Collect each line holding the string "tandartsen".
-----
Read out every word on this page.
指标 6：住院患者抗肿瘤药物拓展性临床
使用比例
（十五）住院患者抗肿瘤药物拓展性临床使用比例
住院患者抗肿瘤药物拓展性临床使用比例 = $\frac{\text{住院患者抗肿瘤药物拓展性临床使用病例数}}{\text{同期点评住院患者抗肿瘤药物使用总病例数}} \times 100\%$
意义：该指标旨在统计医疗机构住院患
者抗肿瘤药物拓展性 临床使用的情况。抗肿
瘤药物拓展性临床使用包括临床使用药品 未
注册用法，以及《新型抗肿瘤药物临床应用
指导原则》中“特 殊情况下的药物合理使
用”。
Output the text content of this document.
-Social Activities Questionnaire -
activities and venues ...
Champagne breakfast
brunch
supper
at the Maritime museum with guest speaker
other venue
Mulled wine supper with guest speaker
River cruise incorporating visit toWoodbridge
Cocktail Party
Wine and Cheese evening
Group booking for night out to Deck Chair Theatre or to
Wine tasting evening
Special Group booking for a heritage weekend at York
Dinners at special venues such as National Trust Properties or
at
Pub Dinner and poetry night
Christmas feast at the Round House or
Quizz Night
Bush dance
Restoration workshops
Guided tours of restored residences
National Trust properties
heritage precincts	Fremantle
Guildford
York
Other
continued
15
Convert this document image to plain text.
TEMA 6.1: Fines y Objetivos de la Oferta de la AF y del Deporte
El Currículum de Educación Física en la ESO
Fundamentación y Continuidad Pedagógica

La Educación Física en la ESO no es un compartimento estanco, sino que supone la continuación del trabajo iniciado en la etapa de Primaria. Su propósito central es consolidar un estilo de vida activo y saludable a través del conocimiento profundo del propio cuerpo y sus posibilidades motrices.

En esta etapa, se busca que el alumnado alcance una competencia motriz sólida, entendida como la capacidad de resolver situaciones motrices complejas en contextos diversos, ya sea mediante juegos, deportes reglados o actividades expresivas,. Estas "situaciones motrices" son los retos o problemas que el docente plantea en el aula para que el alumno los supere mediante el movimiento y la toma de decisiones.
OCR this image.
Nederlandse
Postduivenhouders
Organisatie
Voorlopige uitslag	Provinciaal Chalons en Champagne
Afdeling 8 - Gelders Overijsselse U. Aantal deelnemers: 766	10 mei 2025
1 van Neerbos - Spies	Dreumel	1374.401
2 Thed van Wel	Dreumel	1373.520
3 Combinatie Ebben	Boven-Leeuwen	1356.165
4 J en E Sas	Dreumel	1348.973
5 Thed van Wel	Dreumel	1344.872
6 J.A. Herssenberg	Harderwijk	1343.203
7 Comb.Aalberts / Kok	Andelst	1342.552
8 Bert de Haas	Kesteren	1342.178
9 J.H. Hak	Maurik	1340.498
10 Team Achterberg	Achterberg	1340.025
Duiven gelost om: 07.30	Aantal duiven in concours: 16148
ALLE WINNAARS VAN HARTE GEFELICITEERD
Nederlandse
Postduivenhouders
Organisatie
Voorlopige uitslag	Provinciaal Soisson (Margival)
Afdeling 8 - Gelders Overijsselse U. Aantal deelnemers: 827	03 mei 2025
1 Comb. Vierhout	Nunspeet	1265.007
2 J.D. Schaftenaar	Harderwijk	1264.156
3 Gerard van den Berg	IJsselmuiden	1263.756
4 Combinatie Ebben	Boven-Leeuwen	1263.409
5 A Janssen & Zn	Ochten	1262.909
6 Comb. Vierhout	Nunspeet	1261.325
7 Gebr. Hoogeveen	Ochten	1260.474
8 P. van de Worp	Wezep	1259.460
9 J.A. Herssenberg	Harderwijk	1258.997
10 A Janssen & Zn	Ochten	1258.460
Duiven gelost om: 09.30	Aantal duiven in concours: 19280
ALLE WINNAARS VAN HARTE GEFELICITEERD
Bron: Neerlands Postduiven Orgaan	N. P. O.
-----
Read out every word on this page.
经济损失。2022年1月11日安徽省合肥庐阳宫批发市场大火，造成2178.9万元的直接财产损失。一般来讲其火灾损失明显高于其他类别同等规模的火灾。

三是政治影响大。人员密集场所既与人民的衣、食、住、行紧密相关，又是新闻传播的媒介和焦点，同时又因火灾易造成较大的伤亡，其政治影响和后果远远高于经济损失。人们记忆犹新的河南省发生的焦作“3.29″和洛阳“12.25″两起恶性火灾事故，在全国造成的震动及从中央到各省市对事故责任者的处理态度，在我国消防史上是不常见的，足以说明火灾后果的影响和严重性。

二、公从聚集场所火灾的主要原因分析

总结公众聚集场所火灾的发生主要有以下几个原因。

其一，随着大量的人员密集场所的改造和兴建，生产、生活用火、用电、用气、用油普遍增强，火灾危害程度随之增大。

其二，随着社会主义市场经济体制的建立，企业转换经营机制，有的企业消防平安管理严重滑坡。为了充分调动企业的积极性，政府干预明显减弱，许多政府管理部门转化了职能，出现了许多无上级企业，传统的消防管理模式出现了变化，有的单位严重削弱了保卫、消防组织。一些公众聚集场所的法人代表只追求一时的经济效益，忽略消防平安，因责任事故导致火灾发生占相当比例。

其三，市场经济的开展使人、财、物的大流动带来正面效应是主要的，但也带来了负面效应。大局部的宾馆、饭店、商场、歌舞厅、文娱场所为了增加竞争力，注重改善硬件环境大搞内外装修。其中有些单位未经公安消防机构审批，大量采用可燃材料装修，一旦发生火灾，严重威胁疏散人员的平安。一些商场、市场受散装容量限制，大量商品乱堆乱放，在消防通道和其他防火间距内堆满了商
-----
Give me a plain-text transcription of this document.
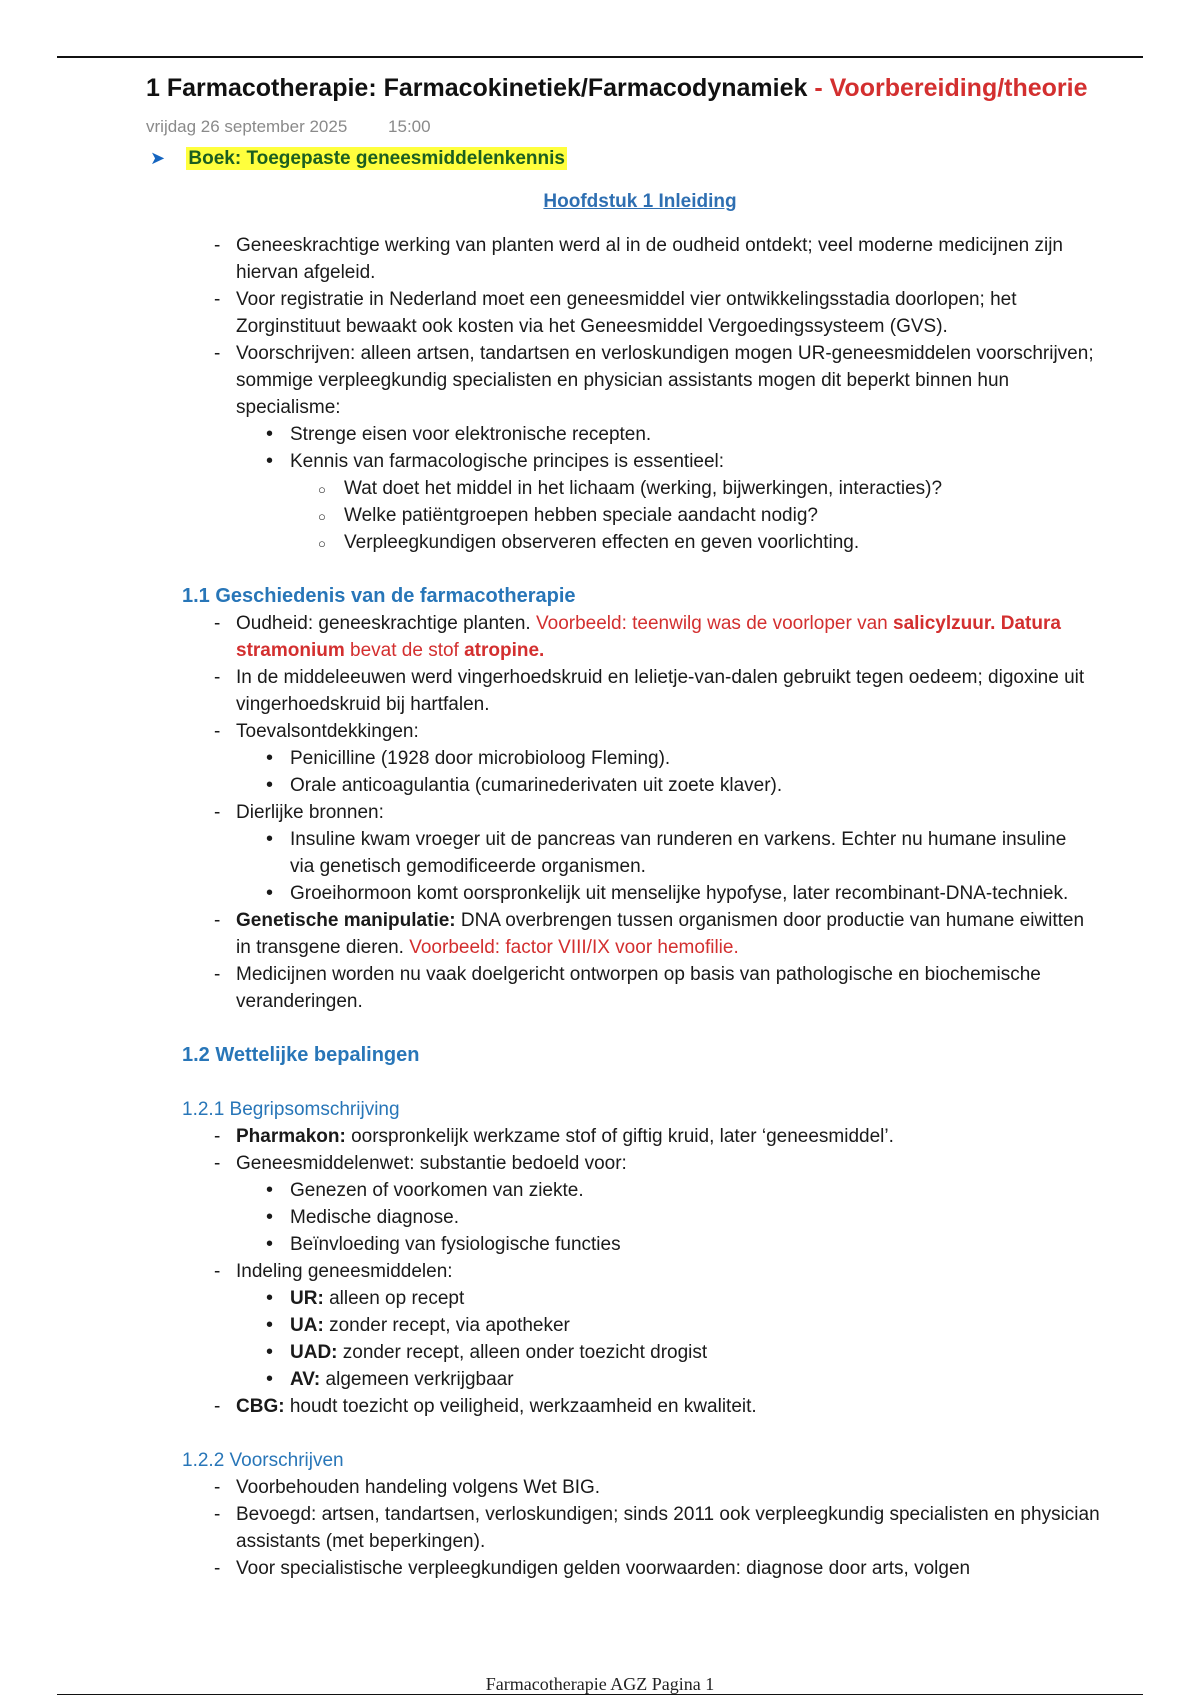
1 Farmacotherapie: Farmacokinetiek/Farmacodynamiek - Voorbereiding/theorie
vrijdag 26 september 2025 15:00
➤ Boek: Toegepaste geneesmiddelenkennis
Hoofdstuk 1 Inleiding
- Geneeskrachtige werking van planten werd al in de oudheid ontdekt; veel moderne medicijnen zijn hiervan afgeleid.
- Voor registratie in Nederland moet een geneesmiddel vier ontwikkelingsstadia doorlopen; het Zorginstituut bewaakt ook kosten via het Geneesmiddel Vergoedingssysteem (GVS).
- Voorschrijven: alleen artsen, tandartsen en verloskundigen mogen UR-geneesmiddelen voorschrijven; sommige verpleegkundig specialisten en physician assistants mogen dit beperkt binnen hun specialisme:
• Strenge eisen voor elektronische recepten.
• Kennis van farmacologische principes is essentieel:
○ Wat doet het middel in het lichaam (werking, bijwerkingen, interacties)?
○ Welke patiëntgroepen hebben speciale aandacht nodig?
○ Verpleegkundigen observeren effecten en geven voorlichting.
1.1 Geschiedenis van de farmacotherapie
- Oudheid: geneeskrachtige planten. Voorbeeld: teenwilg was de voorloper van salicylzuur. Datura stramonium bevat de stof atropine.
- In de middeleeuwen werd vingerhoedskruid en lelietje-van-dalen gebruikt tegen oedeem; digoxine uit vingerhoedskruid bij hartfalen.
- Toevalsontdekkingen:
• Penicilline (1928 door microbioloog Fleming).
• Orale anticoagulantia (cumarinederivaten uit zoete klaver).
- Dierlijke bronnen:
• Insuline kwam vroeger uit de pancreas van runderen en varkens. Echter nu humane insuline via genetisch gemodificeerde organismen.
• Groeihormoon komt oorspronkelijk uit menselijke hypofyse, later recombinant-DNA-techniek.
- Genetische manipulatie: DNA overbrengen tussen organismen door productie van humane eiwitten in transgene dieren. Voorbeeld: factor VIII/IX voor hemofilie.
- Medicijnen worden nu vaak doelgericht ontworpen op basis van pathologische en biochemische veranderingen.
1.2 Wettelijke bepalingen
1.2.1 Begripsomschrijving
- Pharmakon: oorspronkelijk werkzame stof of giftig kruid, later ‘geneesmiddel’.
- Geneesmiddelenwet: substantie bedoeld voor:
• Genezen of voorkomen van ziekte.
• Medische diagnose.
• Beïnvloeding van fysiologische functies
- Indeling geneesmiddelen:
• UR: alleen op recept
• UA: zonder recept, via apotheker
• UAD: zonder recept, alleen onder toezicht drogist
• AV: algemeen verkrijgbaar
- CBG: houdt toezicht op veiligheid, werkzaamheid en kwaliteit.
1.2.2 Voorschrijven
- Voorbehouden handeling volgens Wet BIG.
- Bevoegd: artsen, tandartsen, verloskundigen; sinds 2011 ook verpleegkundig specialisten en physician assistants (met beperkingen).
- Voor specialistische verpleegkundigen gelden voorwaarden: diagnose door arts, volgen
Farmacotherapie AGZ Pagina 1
-----
Answer:
- Voorschrijven: alleen artsen, tandartsen en verloskundigen mogen UR-geneesmiddelen voorschrijven; sommige verpleegkundig specialisten en physician assistants mogen dit beperkt binnen hun specialisme:
- Bevoegd: artsen, tandartsen, verloskundigen; sinds 2011 ook verpleegkundig specialisten en physician assistants (met beperkingen).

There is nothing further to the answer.